-- start of SUPPLIED MATERIAL --
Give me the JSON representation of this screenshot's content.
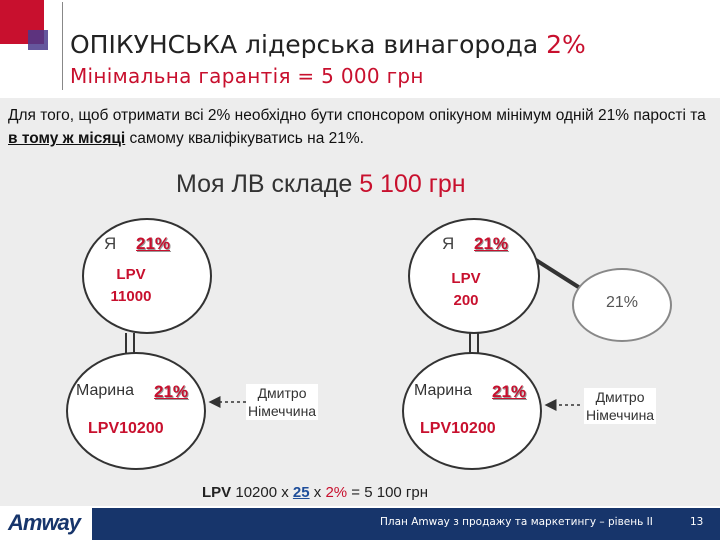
{
  "header": {
    "title": "ОПІКУНСЬКА лідерська винагорода",
    "title_pct": "2%",
    "subtitle": "Мінімальна гарантія = 5 000 грн"
  },
  "intro": {
    "part1": "Для того, щоб отримати всі 2% необхідно бути спонсором опікуном мінімум одній 21% парості та ",
    "emphasis": "в тому ж місяці",
    "part2": " самому кваліфікуватись на 21%."
  },
  "headline": {
    "text": "Моя ЛВ складе",
    "amount": "5 100 грн"
  },
  "left_diagram": {
    "me_label": "Я",
    "me_pct": "21%",
    "me_lpv_1": "LPV",
    "me_lpv_2": "11000",
    "marina_label": "Марина",
    "marina_pct": "21%",
    "marina_lpv": "LPV10200",
    "dmytro_1": "Дмитро",
    "dmytro_2": "Німеччина"
  },
  "right_diagram": {
    "me_label": "Я",
    "me_pct": "21%",
    "me_lpv_1": "LPV",
    "me_lpv_2": "200",
    "side_pct": "21%",
    "marina_label": "Марина",
    "marina_pct": "21%",
    "marina_lpv": "LPV10200",
    "dmytro_1": "Дмитро",
    "dmytro_2": "Німеччина"
  },
  "formula": {
    "lpv": "LPV",
    "part1": " 10200 x ",
    "rate": "25",
    "part2": " x ",
    "pct": "2%",
    "part3": " = 5 100 грн"
  },
  "footer": {
    "logo": "Amway",
    "text": "План Amway з продажу та маркетингу – рівень II",
    "page": "13"
  },
  "colors": {
    "accent_red": "#c8102e",
    "navy": "#17356b"
  }
}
-- end of SUPPLIED MATERIAL --
REQUIREMENT
Quote all the records verbatim, dropping any pictures from your copy.

OUTPUT OF THE TASK
Give me the JSON representation of this screenshot's content.
{
  "header": {
    "title": "ОПІКУНСЬКА лідерська винагорода",
    "title_pct": "2%",
    "subtitle": "Мінімальна гарантія = 5 000 грн"
  },
  "intro": {
    "part1": "Для того, щоб отримати всі 2% необхідно бути спонсором опікуном мінімум одній 21% парості та ",
    "emphasis": "в тому ж місяці",
    "part2": " самому кваліфікуватись на 21%."
  },
  "headline": {
    "text": "Моя ЛВ складе",
    "amount": "5 100 грн"
  },
  "left_diagram": {
    "me_label": "Я",
    "me_pct": "21%",
    "me_lpv_1": "LPV",
    "me_lpv_2": "11000",
    "marina_label": "Марина",
    "marina_pct": "21%",
    "marina_lpv": "LPV10200",
    "dmytro_1": "Дмитро",
    "dmytro_2": "Німеччина"
  },
  "right_diagram": {
    "me_label": "Я",
    "me_pct": "21%",
    "me_lpv_1": "LPV",
    "me_lpv_2": "200",
    "side_pct": "21%",
    "marina_label": "Марина",
    "marina_pct": "21%",
    "marina_lpv": "LPV10200",
    "dmytro_1": "Дмитро",
    "dmytro_2": "Німеччина"
  },
  "formula": {
    "lpv": "LPV",
    "part1": " 10200 x ",
    "rate": "25",
    "part2": " x ",
    "pct": "2%",
    "part3": " = 5 100 грн"
  },
  "footer": {
    "logo": "Amway",
    "text": "План Amway з продажу та маркетингу – рівень II",
    "page": "13"
  },
  "colors": {
    "accent_red": "#c8102e",
    "navy": "#17356b"
  }
}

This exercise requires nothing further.